*What you are asked to do*:
Pull each line holding "return" out of the entries below.

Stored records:
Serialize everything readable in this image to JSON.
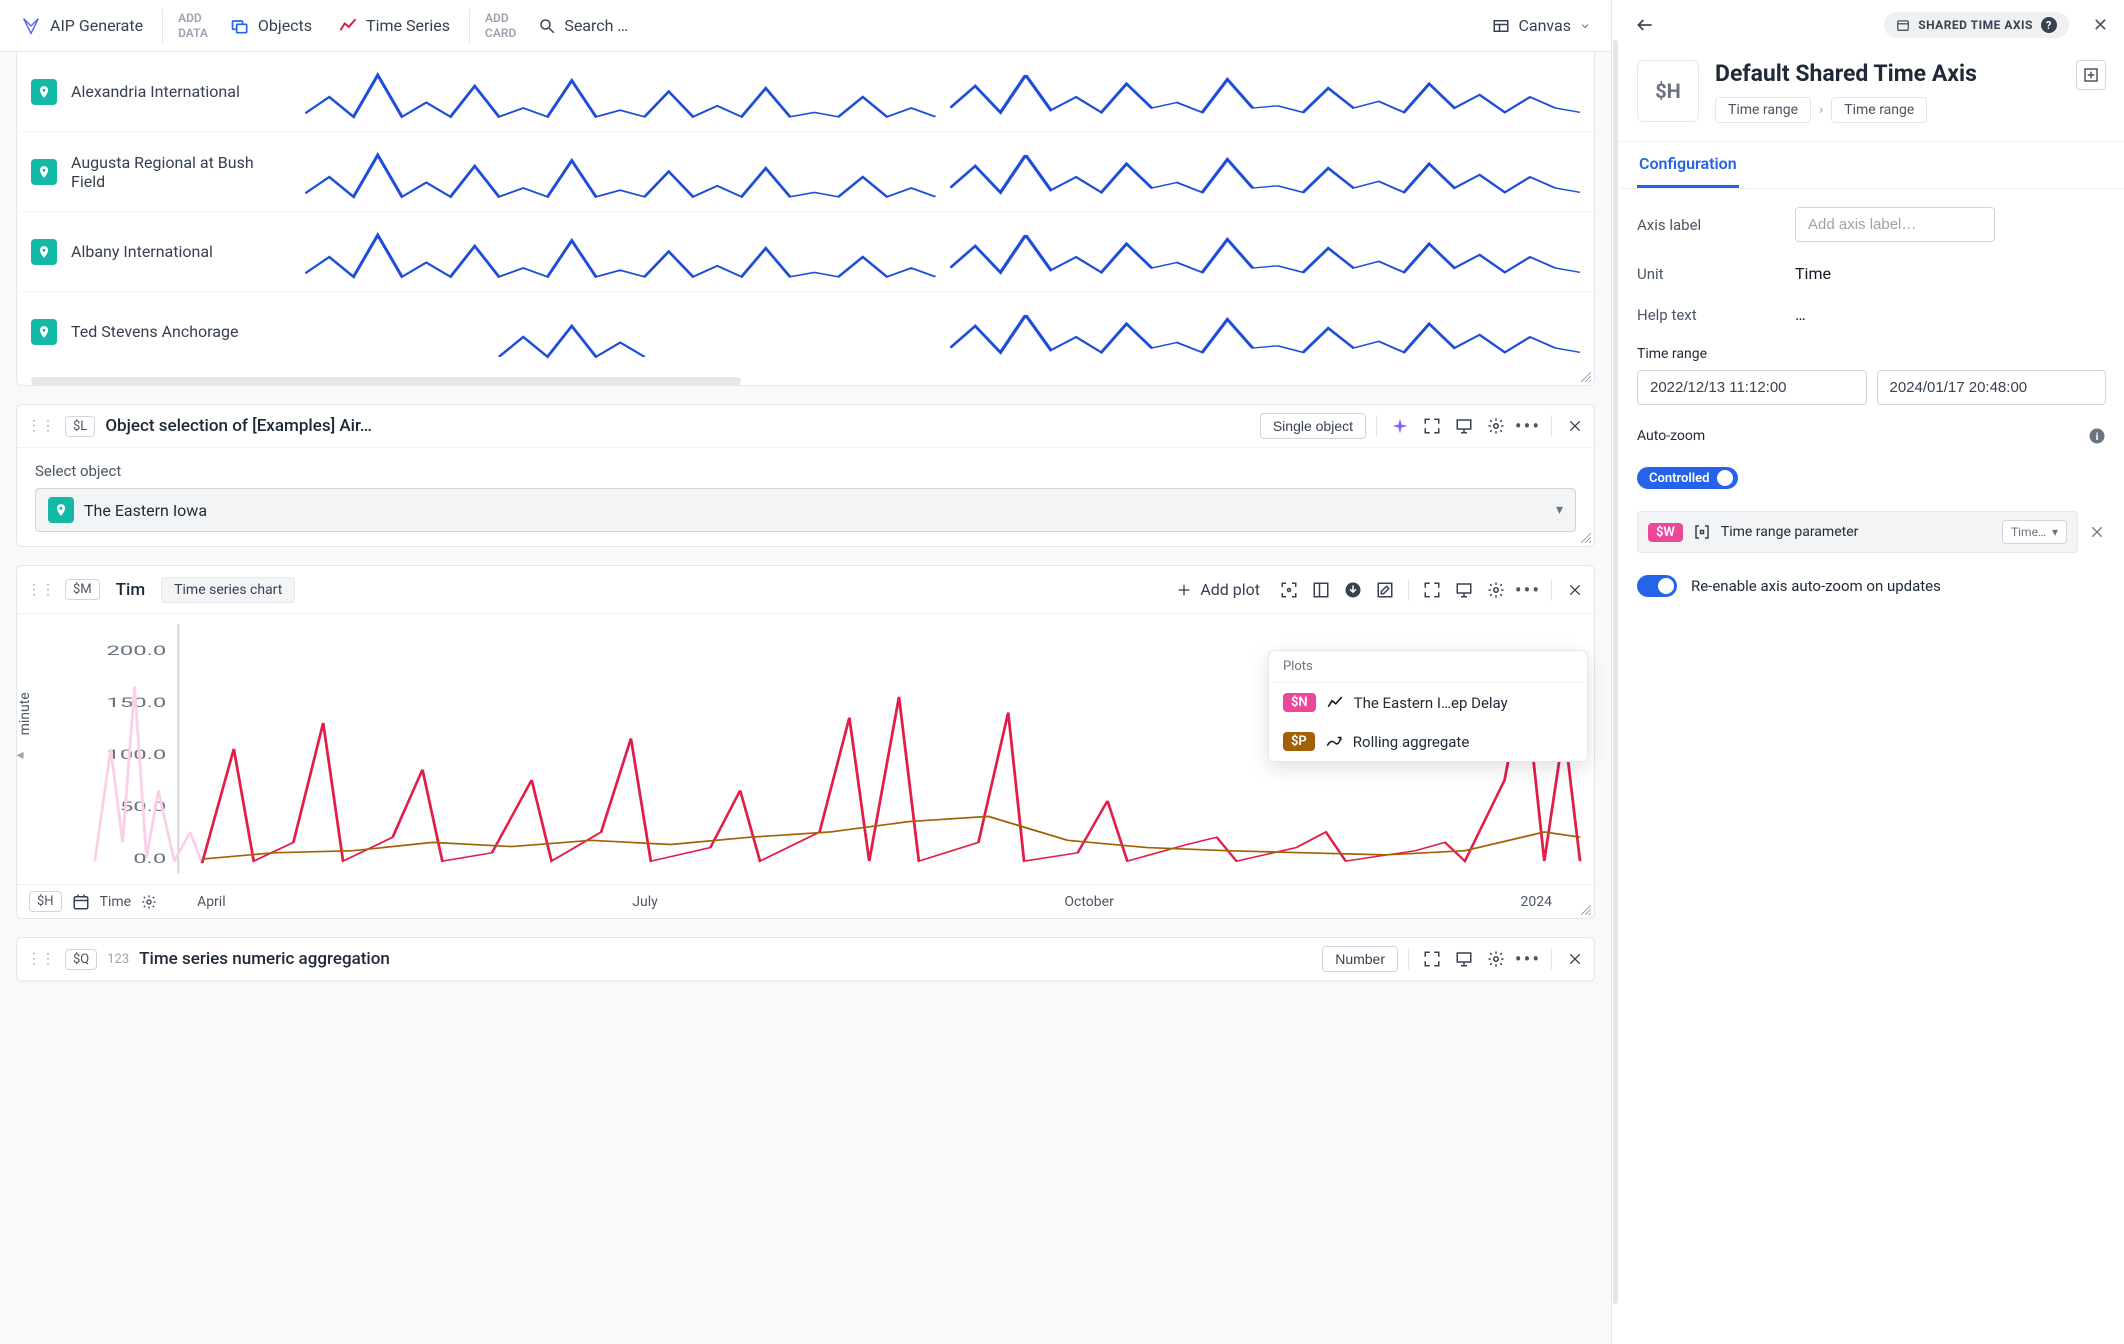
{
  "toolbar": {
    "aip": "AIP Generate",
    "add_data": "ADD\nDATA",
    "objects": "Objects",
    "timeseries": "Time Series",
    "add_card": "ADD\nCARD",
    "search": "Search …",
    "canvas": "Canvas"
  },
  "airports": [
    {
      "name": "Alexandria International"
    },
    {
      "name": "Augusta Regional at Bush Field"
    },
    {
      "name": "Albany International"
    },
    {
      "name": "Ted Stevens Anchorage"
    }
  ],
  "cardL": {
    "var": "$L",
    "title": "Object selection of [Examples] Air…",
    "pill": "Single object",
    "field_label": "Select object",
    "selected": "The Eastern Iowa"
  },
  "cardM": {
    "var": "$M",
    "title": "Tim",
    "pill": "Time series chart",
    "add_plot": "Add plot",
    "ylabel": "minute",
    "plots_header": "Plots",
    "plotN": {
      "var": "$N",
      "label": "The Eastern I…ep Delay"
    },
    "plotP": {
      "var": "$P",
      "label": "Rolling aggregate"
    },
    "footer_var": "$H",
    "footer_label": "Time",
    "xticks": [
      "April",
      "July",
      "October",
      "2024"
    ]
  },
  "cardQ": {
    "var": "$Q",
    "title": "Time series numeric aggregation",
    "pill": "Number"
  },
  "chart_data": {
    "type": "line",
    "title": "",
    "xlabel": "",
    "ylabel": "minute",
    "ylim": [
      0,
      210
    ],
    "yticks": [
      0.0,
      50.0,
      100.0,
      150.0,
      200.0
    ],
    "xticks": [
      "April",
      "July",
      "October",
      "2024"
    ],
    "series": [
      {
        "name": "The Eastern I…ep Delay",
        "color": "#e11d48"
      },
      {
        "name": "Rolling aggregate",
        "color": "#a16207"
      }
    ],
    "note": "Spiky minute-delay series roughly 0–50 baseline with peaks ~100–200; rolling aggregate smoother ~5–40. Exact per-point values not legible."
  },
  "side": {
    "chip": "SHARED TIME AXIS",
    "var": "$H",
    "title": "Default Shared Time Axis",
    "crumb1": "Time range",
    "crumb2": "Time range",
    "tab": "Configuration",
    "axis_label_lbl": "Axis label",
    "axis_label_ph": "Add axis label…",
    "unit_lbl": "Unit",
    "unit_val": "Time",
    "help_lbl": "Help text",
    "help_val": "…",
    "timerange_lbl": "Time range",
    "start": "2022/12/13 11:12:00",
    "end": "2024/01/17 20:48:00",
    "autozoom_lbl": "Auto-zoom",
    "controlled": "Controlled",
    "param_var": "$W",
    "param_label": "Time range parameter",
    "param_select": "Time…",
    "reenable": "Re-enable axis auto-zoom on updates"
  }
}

---

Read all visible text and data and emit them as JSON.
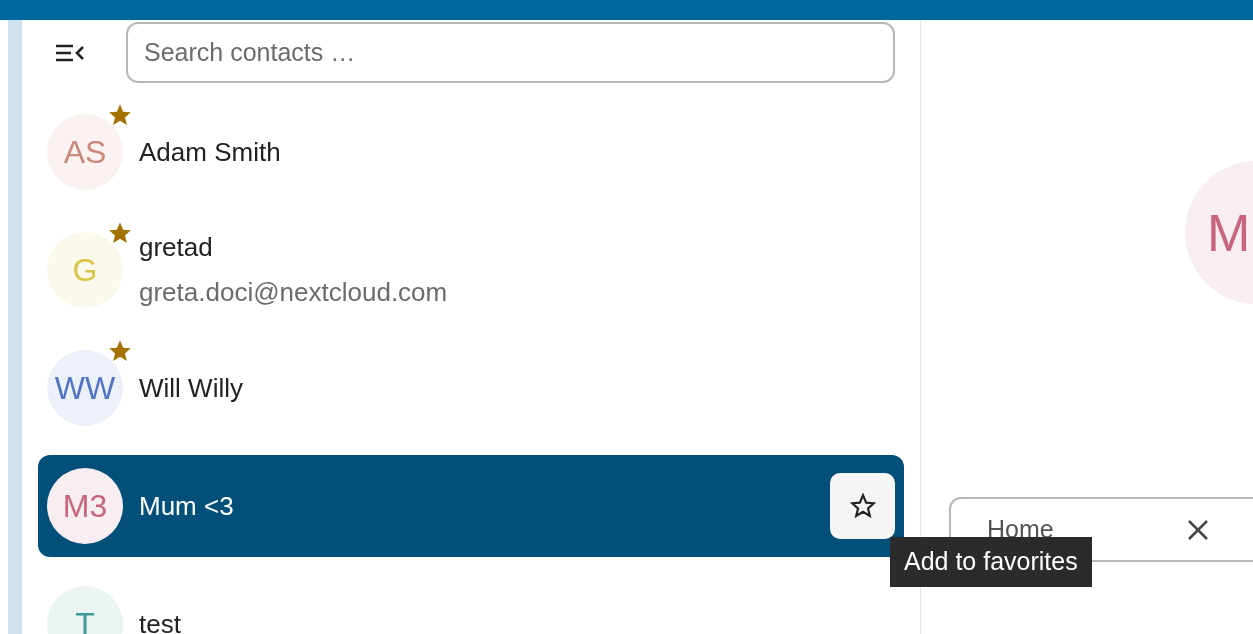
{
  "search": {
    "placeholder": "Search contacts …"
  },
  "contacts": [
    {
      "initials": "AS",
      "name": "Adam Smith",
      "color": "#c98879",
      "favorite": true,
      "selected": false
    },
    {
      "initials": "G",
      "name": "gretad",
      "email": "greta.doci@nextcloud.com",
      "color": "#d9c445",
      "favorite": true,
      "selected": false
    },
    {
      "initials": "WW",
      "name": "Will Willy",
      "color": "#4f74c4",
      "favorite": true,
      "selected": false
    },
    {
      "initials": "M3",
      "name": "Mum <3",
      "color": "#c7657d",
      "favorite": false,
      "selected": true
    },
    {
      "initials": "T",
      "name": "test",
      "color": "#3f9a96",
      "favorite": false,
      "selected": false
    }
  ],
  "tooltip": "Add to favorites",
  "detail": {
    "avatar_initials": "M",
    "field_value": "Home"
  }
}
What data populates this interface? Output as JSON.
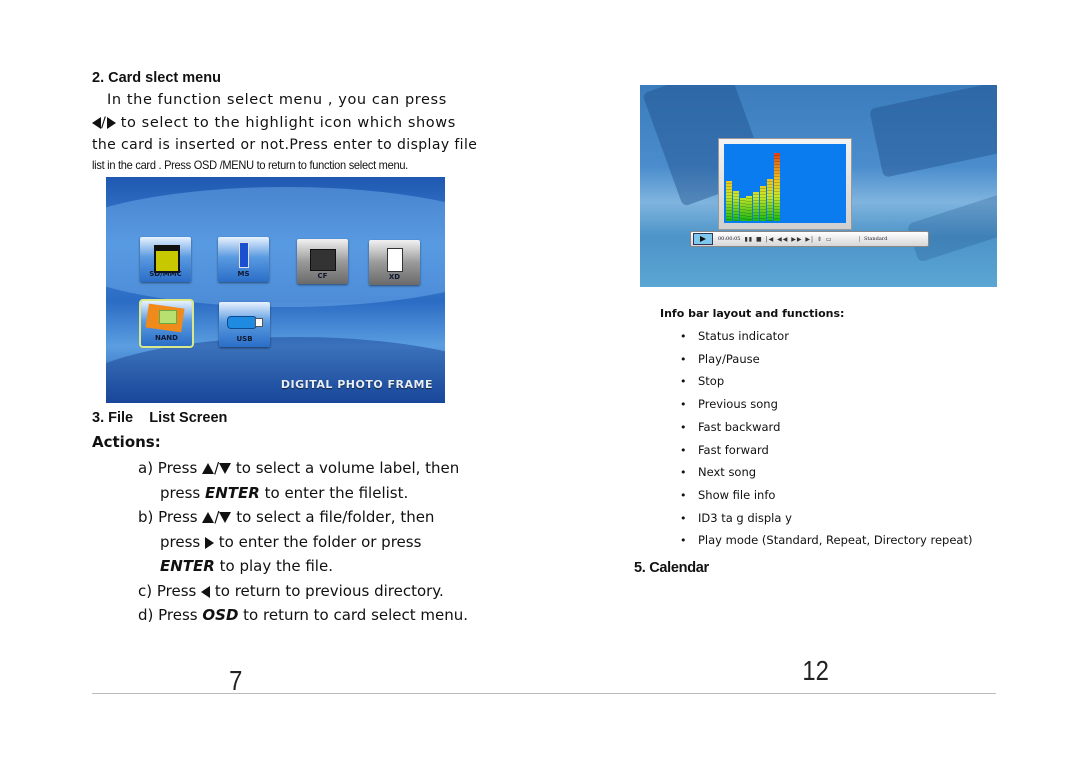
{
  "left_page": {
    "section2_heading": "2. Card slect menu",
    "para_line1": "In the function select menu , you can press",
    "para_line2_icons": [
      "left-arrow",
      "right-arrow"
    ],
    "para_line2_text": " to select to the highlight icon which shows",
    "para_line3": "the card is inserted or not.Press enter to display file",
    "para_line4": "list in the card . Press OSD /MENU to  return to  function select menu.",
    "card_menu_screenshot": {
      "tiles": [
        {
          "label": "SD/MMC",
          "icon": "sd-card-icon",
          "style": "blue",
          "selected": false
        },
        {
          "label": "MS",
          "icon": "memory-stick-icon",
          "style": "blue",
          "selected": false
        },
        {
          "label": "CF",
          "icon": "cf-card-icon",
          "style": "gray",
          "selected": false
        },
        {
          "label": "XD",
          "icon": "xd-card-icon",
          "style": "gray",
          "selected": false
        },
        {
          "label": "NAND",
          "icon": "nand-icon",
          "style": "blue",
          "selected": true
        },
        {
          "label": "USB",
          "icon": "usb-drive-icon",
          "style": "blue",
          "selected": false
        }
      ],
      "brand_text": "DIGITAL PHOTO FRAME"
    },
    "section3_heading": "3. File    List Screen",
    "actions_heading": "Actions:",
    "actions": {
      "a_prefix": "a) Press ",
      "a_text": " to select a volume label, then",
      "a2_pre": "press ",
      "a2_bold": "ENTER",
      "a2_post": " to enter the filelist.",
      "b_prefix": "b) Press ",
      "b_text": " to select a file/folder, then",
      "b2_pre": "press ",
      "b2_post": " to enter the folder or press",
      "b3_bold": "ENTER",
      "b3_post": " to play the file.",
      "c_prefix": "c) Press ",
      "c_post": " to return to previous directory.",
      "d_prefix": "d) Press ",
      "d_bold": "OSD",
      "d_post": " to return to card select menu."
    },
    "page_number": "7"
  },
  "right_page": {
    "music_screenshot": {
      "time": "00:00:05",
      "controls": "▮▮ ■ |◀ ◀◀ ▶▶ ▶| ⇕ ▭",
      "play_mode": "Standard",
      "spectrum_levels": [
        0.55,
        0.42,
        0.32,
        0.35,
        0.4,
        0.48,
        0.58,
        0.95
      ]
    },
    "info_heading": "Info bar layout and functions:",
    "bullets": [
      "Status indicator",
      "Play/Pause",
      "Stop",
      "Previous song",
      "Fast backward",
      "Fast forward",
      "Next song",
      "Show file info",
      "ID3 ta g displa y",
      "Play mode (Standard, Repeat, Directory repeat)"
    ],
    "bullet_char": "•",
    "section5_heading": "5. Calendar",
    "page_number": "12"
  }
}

*Problem solution*:
    "para_line4": "list in the card . Press OSD /MENU to  return to  function select menu.",
      "c_post": " to return to previous directory.",
      "d_post": " to return to card select menu."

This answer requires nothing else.